[TEXTO EXTRAÍDO]
- - -

EFE
Esta presunta estafa afecta a entre 600 y un millar de personas de Alicante, Murcia, Málaga y Granada, después de que la promotora construyera apartamentos y los vendiera a particulares con el compromiso de alquilarlos a estudiantes y jubilados y dar unos beneficios de entre el 6 y el 7 por ciento para los propietarios de los apartamentos, pero estos sólo los cobraron al principio.
En declaraciones a Efe, uno de los afectados, Enrique Behem, ha explicado que en septiembre de 2006 se enteró por un anuncio en la prensa que se vendían unos pisos-estudios universitarios y que la promotora garantizaba una rentabilidad del 6 por ciento.
"Decidí adquirir un estudio con ellos creyendo que en el futuro sería un negocio bastante bueno", ha comentado.
Según este afectado, las condiciones de la inversión eran muy favorables ya que él compraba el piso y Riviera Coast Invest pasaba a gestionarlo durante diez años y le ingresaba una cantidad de dinero mensual por este concepto, que en su caso era de 171 euros.
"La propiedad siempre era tuya porque eran escrituras independientes", ha continuado antes de señalar que cobró la mensualidad entre septiembre de 2007 hasta marzo de 2008, cuando comenzaron los problemas.

- - -

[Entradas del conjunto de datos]

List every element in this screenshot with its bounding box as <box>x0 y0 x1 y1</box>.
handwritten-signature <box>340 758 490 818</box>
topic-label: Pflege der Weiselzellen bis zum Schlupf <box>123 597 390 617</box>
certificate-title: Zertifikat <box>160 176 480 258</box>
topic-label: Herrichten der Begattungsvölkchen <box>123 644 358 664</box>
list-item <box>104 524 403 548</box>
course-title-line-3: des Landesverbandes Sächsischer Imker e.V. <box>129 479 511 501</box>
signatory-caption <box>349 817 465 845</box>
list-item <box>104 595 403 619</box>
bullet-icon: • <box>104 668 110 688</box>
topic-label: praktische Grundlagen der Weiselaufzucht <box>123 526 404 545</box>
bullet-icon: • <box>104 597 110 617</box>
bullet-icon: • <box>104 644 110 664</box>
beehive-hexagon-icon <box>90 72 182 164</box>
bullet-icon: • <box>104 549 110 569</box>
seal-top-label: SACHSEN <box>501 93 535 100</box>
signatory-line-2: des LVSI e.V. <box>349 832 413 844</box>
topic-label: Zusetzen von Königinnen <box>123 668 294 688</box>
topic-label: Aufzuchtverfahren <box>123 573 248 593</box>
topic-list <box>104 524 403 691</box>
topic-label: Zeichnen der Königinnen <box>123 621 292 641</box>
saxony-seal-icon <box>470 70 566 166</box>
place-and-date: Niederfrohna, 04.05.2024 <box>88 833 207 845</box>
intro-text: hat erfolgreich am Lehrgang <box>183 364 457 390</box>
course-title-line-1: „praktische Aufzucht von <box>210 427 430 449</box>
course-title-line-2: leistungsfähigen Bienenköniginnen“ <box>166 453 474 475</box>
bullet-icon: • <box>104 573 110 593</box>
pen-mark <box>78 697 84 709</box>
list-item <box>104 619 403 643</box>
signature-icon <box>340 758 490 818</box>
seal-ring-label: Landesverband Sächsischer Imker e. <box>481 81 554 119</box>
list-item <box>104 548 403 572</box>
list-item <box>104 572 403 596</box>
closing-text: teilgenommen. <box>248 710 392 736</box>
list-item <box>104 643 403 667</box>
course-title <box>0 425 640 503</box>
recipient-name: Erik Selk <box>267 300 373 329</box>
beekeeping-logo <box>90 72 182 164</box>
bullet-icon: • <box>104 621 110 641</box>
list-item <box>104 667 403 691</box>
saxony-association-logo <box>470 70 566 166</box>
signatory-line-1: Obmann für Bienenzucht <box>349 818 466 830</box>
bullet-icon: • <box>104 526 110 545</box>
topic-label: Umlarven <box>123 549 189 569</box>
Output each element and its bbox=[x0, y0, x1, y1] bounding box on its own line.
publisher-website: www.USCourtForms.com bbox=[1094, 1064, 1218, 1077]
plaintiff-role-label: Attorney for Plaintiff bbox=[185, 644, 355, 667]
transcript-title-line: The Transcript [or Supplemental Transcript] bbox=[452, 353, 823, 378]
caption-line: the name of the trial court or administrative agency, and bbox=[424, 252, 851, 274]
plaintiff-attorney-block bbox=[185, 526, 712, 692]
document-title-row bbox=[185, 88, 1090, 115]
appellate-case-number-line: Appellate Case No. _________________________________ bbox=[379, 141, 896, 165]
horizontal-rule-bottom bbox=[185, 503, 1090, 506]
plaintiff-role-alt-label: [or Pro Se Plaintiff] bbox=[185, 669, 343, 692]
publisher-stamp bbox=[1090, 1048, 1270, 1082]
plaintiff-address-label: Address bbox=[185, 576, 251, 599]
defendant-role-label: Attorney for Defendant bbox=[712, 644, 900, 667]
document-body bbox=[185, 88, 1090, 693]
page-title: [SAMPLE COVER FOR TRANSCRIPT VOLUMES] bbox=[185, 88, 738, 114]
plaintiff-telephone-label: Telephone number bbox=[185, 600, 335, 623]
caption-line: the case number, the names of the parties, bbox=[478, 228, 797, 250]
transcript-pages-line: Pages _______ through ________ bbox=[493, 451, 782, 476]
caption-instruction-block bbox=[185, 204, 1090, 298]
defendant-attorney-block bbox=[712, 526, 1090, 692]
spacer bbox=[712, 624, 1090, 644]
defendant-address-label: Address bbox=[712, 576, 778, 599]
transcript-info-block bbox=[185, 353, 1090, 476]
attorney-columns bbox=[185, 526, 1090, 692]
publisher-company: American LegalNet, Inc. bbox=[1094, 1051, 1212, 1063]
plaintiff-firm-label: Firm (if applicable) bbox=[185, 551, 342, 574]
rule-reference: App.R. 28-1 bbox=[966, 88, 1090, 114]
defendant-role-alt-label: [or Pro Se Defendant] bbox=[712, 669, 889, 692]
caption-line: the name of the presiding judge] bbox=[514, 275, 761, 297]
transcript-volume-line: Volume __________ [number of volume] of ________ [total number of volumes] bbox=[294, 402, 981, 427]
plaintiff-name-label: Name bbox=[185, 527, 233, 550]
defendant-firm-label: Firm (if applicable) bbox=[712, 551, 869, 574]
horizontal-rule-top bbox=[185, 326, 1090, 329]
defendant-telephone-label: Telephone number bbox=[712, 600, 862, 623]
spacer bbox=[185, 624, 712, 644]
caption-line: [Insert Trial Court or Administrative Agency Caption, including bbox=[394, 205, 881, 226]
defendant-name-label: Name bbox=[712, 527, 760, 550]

- - -

[EL PROBLEMA] Prosigue la noticia sobre la presunta estafa de la promotora Riviera Coast Invest a partir de su última oración.

[RESPUESTA]
"En abril dejamos de percibir y en mayo tampoco lo hicimos, por lo que me personé en la empresa y, al preguntarles qué ocurría, un señor me dijo que, según la coyuntura económica, ahora tienen problemas y que ellos también están afectados por los bancos, aunque estaban viendo cómo encontrar la solución por otro sitio", ha relatado.
Este comprador tiene ahora el "miedo" de que, si no se nombra un administrador judicial u otro agente que se haga cargo de las viviendas, no pueda disponer de la vivienda durante esos años a pesar de estar pagando la propiedad.
Otro afectado, Rafael Bello, ha comentado que tiene problemas con la propiedad del inmueble que ha comprado a Riviera Cost Invest ya que pagó la totalidad de la inversión a la mercantil (90.000 euros) con el compromiso de que quedara libre de cargas, pero la promotora no canceló la hipoteca bancaria.
Por lo tanto, pese a haber pagado la totalidad de la vivienda, "el dueño legítimo es el banco acreedor", que "tiene todos los derechos sobre el bien embargado".